-------- Data in this exercise --------

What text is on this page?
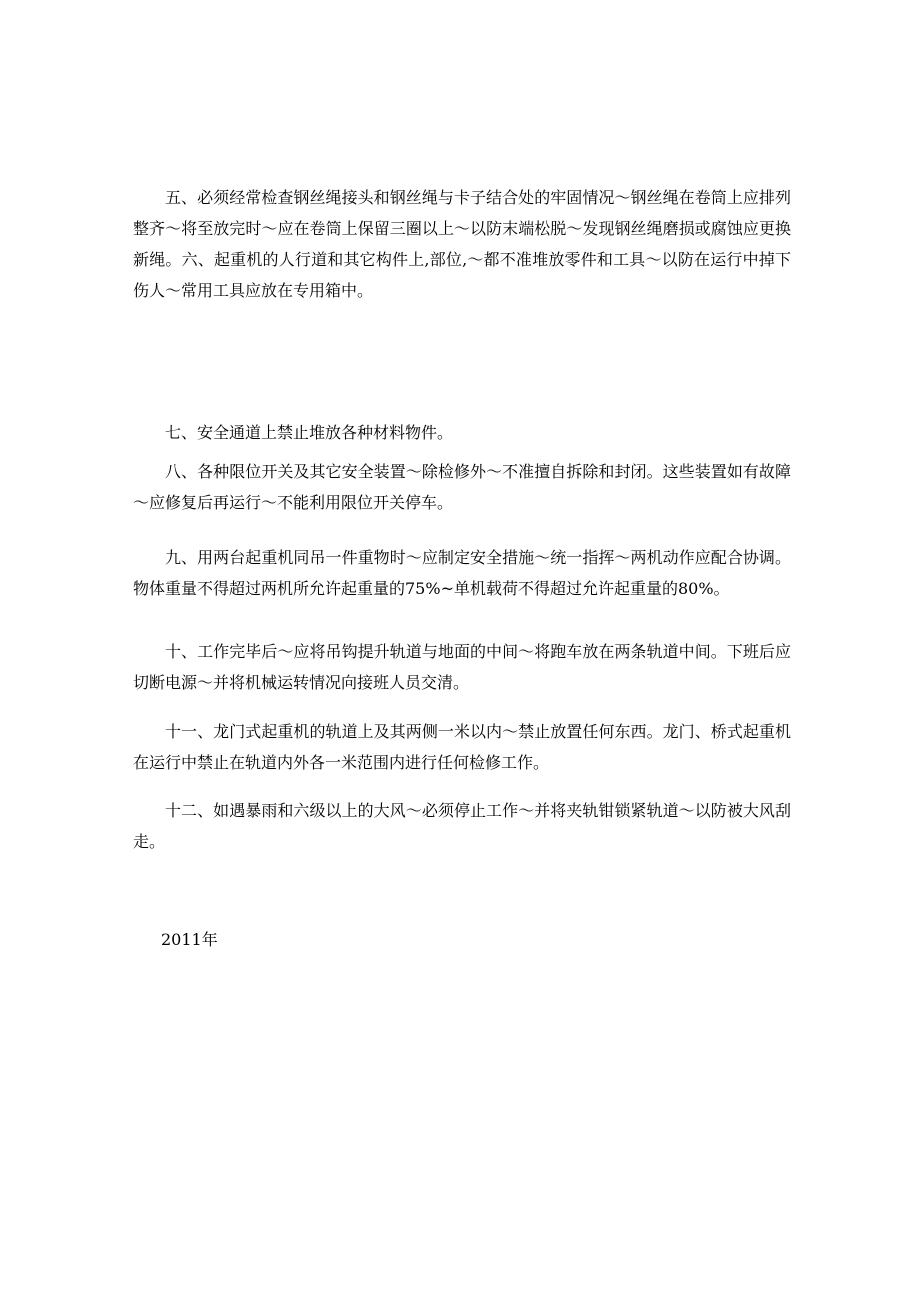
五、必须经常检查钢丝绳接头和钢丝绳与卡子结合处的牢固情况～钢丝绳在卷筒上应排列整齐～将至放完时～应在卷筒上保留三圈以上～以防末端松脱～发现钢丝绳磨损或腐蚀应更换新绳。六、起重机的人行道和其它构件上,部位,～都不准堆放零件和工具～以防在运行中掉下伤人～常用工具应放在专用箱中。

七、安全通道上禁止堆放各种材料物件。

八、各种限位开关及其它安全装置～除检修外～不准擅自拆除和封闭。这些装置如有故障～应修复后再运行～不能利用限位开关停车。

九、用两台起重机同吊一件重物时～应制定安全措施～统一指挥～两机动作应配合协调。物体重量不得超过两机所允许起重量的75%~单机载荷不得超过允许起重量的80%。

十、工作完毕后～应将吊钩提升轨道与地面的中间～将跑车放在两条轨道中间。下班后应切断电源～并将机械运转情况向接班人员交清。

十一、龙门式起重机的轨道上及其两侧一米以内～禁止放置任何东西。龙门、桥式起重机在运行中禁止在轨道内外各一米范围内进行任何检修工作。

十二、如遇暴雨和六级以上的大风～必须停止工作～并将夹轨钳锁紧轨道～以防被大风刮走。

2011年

--------

→ Problem to solve: Quote all the records verbatim, dropping any pictures from your copy.

→ The answer:
What text is on this page?
五、必须经常检查钢丝绳接头和钢丝绳与卡子结合处的牢固情况～钢丝绳在卷筒上应排列整齐～将至放完时～应在卷筒上保留三圈以上～以防末端松脱～发现钢丝绳磨损或腐蚀应更换新绳。六、起重机的人行道和其它构件上,部位,～都不准堆放零件和工具～以防在运行中掉下伤人～常用工具应放在专用箱中。

七、安全通道上禁止堆放各种材料物件。

八、各种限位开关及其它安全装置～除检修外～不准擅自拆除和封闭。这些装置如有故障～应修复后再运行～不能利用限位开关停车。

九、用两台起重机同吊一件重物时～应制定安全措施～统一指挥～两机动作应配合协调。物体重量不得超过两机所允许起重量的75%~单机载荷不得超过允许起重量的80%。

十、工作完毕后～应将吊钩提升轨道与地面的中间～将跑车放在两条轨道中间。下班后应切断电源～并将机械运转情况向接班人员交清。

十一、龙门式起重机的轨道上及其两侧一米以内～禁止放置任何东西。龙门、桥式起重机在运行中禁止在轨道内外各一米范围内进行任何检修工作。

十二、如遇暴雨和六级以上的大风～必须停止工作～并将夹轨钳锁紧轨道～以防被大风刮走。

2011年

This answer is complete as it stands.